DATASET CONTENT
○ ○ ○ ○ ○ ○ ○

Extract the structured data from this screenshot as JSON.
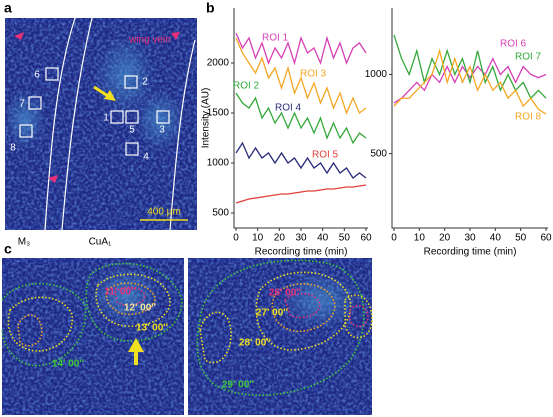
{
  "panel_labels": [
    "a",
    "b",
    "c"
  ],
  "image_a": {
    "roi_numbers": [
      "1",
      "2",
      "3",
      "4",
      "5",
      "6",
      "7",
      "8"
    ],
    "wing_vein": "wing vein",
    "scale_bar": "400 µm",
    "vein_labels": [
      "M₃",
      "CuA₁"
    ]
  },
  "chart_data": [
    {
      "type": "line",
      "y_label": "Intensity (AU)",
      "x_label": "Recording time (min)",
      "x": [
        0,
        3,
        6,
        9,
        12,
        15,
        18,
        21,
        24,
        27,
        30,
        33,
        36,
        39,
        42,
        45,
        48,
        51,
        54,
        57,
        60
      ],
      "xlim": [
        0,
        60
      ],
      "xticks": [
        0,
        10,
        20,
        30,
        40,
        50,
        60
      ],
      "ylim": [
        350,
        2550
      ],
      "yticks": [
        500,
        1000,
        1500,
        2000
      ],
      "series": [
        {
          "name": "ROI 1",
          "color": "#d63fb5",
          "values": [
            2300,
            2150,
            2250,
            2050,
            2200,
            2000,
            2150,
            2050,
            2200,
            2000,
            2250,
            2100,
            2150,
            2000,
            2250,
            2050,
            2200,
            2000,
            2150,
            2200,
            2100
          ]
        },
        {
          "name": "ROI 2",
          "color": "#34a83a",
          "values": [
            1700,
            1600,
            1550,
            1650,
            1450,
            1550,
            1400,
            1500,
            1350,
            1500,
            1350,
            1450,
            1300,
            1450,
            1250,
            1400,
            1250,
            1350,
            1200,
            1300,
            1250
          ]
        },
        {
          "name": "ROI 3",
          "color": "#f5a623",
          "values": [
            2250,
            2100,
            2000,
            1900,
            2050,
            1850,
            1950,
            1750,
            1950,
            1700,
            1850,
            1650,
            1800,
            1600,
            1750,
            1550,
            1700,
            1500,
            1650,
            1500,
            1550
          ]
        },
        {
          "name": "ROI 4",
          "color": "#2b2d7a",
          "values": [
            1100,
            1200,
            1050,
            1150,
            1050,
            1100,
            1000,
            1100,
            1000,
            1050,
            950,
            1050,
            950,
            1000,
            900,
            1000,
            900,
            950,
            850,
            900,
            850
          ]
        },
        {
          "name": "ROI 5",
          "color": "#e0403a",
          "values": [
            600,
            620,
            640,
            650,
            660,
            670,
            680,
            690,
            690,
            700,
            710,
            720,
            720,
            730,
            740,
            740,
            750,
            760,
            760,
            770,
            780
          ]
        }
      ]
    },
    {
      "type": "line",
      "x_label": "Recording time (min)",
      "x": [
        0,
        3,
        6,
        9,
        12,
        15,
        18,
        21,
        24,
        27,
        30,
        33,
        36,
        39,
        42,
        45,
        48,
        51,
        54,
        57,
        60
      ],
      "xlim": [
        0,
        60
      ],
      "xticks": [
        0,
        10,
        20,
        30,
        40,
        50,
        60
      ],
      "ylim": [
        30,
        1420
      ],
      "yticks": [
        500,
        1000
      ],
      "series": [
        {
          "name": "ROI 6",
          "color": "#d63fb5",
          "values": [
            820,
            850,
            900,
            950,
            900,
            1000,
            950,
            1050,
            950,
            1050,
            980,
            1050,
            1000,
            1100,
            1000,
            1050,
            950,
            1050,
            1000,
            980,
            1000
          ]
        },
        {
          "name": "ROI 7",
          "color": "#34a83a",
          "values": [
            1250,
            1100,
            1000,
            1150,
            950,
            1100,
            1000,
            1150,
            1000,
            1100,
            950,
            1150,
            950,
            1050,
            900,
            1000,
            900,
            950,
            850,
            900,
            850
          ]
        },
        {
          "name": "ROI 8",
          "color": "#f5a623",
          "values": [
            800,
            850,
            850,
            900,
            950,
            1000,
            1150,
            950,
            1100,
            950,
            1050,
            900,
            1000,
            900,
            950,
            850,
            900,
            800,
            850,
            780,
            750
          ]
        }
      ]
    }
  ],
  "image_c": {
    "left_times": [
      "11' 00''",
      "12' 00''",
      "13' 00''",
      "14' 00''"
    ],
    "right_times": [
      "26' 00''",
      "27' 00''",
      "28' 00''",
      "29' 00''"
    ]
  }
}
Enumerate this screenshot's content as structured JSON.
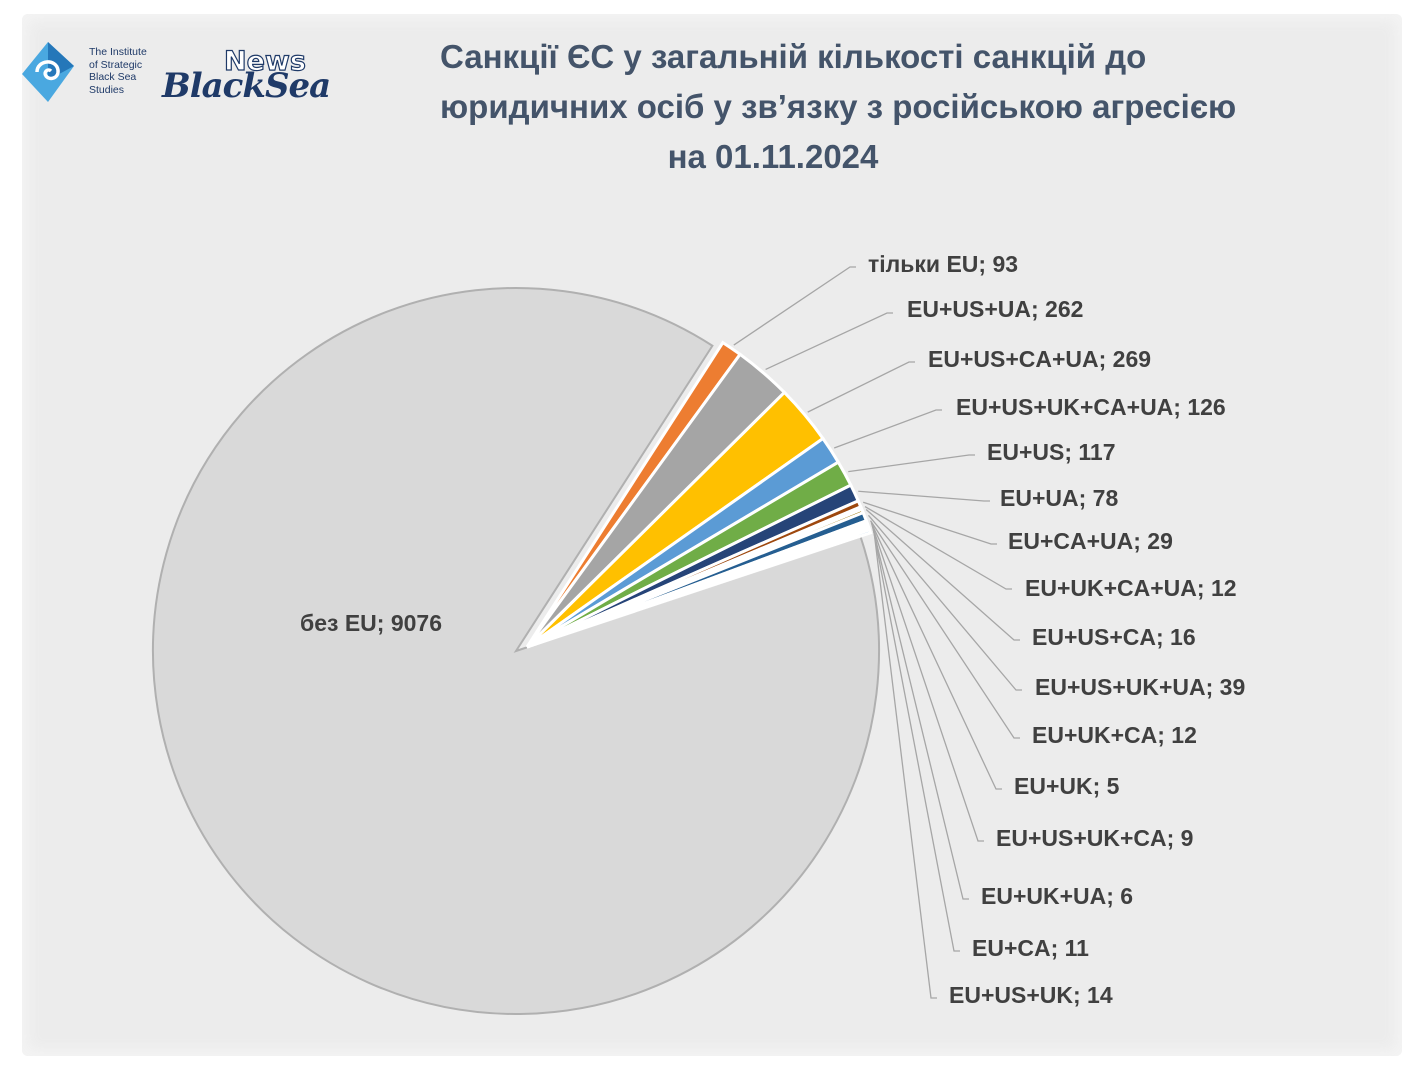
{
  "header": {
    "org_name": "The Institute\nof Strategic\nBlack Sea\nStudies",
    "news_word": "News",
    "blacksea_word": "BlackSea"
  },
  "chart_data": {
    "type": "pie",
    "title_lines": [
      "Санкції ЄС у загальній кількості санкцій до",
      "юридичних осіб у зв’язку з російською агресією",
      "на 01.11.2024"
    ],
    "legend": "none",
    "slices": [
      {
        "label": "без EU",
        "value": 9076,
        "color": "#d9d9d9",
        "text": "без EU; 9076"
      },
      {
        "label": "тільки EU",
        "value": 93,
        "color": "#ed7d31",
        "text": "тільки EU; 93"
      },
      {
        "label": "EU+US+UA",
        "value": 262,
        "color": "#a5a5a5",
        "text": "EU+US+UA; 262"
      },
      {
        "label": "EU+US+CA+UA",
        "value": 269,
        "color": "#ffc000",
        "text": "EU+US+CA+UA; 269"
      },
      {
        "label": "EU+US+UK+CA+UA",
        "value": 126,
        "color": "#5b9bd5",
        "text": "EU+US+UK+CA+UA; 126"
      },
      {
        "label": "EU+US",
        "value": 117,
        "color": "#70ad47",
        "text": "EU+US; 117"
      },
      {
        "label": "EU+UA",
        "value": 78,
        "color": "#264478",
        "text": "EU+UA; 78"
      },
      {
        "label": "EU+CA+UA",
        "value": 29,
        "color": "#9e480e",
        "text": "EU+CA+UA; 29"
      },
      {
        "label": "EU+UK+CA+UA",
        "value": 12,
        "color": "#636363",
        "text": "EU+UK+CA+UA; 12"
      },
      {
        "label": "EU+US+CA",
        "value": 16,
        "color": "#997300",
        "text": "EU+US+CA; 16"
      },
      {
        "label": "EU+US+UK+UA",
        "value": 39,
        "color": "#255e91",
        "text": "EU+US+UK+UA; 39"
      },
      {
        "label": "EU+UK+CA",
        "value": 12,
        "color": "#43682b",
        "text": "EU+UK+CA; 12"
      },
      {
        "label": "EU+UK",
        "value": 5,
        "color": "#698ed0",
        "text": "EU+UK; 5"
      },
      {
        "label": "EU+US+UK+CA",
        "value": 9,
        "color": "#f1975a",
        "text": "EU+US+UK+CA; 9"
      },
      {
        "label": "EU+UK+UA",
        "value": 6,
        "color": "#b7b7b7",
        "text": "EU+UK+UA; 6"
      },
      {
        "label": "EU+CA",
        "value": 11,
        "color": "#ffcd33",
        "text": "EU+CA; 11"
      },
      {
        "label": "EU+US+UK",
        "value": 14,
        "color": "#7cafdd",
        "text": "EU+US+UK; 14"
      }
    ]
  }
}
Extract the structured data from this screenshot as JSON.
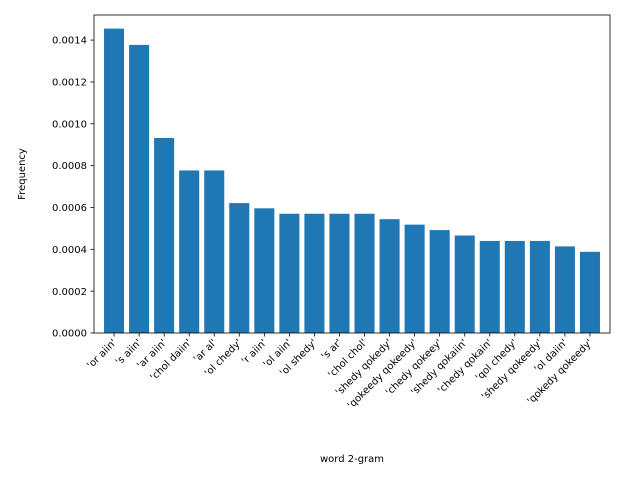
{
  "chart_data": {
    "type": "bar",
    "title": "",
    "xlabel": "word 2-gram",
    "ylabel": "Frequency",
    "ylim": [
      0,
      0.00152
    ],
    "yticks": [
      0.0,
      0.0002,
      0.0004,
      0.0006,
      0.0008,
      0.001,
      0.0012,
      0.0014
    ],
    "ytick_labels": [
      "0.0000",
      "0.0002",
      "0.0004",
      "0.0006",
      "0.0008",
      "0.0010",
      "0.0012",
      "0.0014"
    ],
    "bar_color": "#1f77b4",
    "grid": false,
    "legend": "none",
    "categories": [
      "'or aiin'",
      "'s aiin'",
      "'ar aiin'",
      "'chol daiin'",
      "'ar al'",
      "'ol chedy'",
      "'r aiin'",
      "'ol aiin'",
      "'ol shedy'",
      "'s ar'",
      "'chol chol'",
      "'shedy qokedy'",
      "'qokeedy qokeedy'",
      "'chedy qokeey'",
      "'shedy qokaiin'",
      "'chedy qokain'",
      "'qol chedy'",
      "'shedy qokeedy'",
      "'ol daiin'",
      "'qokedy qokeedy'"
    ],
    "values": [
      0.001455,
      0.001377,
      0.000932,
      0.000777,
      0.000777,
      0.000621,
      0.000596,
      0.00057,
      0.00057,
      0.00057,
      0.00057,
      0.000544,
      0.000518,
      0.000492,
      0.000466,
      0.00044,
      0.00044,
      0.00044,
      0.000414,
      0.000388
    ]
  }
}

○ ○ ○ ○ ○ ○ ○

SHORT PROBLEM
Return the number of lines that include the word "chedy", and nothing else.

EXERCISE ANSWER
4